Aim of the exercise
Filter for the word "Push" and keep each matching line.

^^^^^^^^

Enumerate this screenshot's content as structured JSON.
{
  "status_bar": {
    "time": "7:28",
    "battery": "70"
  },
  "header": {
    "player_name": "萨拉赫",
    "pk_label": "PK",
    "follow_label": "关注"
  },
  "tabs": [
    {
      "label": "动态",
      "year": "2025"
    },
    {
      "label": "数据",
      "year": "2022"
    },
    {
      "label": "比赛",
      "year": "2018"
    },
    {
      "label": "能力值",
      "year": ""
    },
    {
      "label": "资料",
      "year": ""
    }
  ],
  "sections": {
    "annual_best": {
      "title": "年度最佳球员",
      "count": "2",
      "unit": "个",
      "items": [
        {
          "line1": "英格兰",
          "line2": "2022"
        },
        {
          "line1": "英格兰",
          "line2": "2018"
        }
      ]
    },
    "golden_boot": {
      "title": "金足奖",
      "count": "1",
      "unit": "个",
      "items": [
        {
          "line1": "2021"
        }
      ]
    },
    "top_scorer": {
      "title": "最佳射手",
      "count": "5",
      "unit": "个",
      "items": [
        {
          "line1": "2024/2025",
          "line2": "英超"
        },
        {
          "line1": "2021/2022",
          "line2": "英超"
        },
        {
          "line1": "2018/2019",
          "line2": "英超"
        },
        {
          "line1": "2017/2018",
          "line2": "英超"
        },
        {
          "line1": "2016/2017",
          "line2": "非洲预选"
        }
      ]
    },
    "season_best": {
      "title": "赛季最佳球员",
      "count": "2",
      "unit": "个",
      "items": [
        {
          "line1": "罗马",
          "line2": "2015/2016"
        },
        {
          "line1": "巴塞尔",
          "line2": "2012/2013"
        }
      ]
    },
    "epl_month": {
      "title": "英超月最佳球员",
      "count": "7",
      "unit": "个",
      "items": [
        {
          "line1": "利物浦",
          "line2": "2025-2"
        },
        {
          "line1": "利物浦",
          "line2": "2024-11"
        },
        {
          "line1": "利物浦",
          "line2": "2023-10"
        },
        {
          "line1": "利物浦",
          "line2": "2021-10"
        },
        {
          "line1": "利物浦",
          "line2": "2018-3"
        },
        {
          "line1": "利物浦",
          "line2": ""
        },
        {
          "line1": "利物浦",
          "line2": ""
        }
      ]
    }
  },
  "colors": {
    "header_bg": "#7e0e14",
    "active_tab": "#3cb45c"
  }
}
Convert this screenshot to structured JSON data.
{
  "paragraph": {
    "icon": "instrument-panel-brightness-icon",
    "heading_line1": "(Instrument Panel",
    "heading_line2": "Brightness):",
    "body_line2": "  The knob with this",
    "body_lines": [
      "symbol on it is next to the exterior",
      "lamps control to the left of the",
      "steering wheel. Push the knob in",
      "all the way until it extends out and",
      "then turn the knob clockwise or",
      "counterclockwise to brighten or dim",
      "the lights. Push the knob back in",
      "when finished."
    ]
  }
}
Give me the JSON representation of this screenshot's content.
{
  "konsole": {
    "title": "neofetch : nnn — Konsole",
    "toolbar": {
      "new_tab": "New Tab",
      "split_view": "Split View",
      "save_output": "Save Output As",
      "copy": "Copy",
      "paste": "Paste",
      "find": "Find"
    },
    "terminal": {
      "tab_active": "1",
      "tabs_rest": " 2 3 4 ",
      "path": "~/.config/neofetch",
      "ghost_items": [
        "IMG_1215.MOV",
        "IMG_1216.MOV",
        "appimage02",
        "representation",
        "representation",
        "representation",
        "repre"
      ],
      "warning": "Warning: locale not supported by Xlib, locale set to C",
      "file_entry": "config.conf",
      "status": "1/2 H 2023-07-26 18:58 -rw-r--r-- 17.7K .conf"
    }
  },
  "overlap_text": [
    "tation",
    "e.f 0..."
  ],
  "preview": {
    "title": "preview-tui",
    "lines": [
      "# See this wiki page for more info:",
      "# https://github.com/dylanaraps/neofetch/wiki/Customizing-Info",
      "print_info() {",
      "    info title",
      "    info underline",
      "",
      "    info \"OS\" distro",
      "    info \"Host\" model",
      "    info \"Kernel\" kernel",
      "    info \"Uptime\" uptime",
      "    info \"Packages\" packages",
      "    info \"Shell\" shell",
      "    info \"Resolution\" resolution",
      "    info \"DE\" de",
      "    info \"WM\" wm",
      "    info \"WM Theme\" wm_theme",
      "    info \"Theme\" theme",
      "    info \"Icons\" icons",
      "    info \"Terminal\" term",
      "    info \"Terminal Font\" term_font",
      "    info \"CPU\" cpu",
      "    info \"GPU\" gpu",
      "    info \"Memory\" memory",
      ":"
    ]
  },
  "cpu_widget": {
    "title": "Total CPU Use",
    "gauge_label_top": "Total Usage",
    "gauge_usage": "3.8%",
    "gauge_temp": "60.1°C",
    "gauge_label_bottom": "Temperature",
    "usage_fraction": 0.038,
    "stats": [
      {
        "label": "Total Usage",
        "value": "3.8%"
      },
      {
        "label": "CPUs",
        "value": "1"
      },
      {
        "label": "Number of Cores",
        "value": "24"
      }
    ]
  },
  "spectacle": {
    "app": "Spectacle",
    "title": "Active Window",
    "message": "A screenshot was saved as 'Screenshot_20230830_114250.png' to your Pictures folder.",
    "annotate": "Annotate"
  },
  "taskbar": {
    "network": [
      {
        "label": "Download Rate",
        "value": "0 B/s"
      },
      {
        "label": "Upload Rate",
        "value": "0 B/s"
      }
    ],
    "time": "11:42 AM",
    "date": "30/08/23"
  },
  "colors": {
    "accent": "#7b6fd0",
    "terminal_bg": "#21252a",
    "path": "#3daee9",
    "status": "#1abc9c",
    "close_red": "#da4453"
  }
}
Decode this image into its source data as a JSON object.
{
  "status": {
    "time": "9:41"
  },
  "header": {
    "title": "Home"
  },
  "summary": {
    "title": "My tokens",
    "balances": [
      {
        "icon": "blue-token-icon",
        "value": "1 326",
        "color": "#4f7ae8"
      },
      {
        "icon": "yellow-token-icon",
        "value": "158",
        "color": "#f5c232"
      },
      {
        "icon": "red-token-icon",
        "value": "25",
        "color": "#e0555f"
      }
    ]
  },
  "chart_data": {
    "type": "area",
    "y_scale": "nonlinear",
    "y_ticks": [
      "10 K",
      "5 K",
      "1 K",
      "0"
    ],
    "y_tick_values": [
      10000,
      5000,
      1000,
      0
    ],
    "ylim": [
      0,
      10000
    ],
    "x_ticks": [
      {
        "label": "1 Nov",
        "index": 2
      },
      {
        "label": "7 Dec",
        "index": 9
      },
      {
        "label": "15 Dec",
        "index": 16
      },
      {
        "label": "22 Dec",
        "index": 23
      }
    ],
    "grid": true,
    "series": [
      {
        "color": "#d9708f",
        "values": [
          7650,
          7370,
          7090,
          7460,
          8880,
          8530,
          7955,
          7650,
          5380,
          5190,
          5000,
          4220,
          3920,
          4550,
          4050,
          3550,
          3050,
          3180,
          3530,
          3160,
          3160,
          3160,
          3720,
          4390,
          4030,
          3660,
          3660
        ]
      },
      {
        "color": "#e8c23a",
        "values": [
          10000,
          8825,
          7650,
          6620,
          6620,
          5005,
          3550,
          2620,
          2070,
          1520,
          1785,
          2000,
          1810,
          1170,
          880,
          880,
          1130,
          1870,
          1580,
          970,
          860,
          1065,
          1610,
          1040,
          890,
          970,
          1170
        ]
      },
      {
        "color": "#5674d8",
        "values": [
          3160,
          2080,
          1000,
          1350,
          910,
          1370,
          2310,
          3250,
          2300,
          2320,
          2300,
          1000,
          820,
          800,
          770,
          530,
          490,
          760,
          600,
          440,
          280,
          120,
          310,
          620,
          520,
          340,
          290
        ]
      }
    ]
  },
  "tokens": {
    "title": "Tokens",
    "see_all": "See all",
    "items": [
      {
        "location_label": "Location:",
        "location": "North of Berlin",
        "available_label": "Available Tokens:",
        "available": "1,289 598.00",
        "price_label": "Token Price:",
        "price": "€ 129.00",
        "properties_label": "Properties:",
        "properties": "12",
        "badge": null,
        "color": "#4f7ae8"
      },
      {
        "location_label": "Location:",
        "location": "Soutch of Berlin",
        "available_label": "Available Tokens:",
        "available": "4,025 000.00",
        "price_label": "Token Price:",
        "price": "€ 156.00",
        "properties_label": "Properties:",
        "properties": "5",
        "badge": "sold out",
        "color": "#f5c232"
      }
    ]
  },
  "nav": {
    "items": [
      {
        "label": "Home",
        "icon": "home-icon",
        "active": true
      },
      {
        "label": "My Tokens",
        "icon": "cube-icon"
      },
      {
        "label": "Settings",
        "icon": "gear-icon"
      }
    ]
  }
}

^^^^^^^^

Expected answer
      "steering wheel. Push the knob in",
      "the lights. Push the knob back in",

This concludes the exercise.